- **What is required**: Filter the entries, keeping every line with the word "Access".

- **Records provided**:
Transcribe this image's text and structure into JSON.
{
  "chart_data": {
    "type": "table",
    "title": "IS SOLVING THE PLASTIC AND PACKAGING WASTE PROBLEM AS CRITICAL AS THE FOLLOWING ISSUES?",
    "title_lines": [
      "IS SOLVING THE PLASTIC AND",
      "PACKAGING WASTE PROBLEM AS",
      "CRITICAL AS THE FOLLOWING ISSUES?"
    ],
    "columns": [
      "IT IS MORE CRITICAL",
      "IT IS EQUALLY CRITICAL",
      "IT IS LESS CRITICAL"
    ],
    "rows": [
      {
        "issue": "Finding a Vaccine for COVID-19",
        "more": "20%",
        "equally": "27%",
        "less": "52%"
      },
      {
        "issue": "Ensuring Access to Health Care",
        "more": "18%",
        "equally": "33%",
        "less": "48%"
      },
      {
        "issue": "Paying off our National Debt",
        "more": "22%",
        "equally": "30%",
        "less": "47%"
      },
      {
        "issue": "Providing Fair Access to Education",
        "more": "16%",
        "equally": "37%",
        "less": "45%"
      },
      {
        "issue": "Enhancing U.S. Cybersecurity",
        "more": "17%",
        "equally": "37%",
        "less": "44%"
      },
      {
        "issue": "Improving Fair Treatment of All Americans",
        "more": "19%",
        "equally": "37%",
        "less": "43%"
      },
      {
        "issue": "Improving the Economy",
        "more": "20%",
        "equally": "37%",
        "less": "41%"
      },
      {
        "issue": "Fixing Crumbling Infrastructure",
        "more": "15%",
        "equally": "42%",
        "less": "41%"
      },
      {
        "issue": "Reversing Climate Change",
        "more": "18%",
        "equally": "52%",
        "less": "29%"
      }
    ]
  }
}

- **Task result**:
        "issue": "Ensuring Access to Health Care",
        "issue": "Providing Fair Access to Education",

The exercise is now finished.